• **Document segment**
How to build a Puppet repo using r10k with roles and profiles

Puppet has evolved a lot over the years, battle worn and weary operations people have come up with methods and patterns for organising Puppet repos and new tools have emerged that take care of some of the annoying bits of managing Puppet. Avoiding the age old problem of monolithic, scary piles of code that everyone's afraid to touch is now possible as long as you take care to apply well worn patterns and ideas. In this article we'll take a look at r10k and some common design patterns for Puppet.

R10K for repo management

If you haven't heard of r10K yet please take a look at the projects homepage and also at Adrien Thebo's introductory post on the project. R10K tries to solve several problems that have cropped up over years of Puppet use in most ops teams, among these are mangaging modules, managing environments and deployment.

• **Written tasks**
1) Decide whether each statement agrees with the r10k article, giving yes or no and quoting the words from the article that settle it: (a) Monolithic code can be avoided if well-worn patterns are applied. (b) Puppet has changed little over the years. (c) Readers are pointed to an introductory post on r10k by Adrien Thebo.
2) Translate this sentence from the r10k article into Spanish: "In this article we'll take a look at r10k and some common design patterns for Puppet."
The records bear no relation to the r10k article.

• **Entries provided**
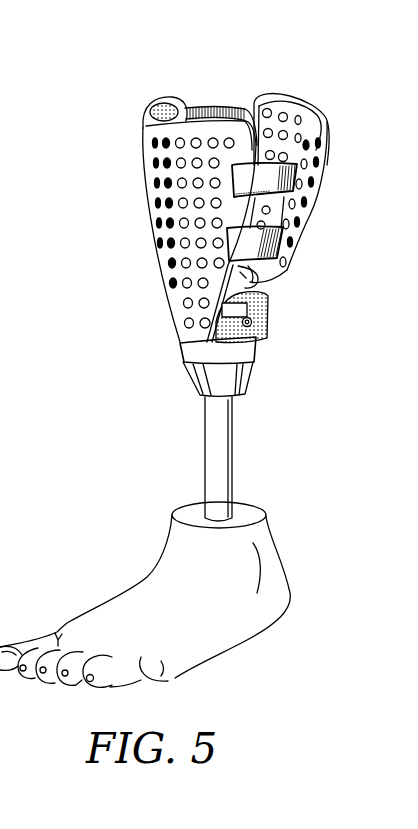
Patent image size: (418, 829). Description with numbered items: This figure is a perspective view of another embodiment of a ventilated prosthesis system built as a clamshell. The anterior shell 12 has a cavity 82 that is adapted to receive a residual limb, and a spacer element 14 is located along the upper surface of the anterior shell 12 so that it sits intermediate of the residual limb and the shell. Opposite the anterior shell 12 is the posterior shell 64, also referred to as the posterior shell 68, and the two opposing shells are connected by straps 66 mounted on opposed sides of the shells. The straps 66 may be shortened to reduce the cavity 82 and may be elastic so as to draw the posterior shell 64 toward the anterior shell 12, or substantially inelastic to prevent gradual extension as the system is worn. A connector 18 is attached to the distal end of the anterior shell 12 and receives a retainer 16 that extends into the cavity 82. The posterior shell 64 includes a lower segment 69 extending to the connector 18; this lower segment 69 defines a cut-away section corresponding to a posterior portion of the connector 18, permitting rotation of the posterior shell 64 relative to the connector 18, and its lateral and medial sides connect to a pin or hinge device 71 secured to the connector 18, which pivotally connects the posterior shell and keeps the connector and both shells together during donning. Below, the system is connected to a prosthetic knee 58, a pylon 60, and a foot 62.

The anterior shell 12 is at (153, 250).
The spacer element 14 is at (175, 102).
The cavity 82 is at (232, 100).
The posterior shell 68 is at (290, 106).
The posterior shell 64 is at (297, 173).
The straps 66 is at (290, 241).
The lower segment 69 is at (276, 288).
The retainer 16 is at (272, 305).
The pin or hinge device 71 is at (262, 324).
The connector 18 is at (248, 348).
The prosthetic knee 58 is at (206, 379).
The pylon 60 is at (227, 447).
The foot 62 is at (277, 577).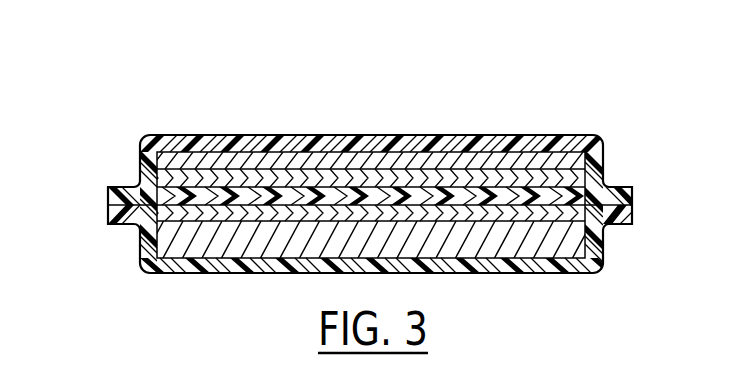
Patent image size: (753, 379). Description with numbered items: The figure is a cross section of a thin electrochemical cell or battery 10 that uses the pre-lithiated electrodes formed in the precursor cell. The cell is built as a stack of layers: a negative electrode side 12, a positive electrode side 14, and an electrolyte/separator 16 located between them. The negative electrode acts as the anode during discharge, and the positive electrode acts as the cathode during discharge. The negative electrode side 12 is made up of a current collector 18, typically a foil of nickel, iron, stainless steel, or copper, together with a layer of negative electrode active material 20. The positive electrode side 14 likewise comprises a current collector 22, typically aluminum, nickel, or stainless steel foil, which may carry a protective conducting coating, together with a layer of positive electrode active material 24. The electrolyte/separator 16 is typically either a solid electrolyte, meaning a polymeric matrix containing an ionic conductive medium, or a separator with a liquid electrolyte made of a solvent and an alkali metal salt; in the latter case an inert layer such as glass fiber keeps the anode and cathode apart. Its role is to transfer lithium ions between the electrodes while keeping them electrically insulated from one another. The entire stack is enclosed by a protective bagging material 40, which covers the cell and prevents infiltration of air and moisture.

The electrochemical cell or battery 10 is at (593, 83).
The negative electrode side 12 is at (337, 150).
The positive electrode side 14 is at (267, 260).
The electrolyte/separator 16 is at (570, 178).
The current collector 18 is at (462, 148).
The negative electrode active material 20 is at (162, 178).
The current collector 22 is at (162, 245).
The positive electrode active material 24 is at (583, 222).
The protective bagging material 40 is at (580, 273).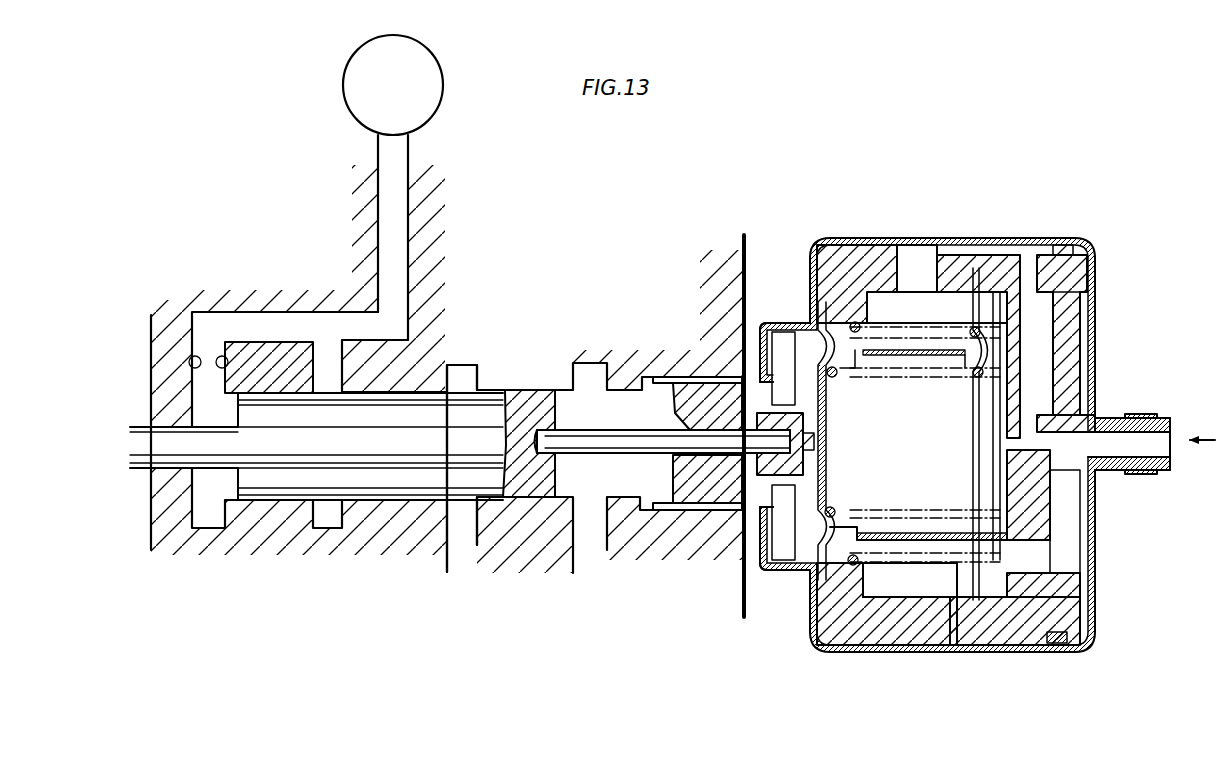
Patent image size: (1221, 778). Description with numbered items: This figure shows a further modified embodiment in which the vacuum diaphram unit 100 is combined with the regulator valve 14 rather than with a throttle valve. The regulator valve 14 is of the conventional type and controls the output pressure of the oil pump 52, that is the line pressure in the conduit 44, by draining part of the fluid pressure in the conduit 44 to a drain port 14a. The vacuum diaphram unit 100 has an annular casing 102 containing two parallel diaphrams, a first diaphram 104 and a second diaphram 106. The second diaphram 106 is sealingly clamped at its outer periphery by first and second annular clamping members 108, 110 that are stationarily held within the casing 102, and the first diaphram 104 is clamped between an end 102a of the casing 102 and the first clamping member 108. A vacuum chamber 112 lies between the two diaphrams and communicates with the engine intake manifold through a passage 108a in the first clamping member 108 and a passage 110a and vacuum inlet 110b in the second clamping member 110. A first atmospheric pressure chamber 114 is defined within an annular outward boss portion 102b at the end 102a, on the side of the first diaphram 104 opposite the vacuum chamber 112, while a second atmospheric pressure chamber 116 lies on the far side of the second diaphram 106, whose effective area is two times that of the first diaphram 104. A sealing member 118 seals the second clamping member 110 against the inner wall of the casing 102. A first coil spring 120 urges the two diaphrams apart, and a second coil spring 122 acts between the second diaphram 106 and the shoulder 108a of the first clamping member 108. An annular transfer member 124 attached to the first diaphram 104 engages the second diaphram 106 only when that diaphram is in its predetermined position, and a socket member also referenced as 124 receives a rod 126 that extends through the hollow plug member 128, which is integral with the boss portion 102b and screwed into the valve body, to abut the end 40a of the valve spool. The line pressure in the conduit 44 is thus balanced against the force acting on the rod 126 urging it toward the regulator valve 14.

• **Expected answers**
1)
(a) Yes: "Avoiding the age old problem of monolithic, scary piles of code that everyone's afraid to touch is now possible as long as you take care to apply well worn patterns and ideas."
(b) No: "Puppet has evolved a lot over the years"
(c) Yes: "Adrien Thebo's introductory post on the project"

2) En este artículo echaremos un vistazo a r10k y a algunos patrones de diseño comunes para Puppet.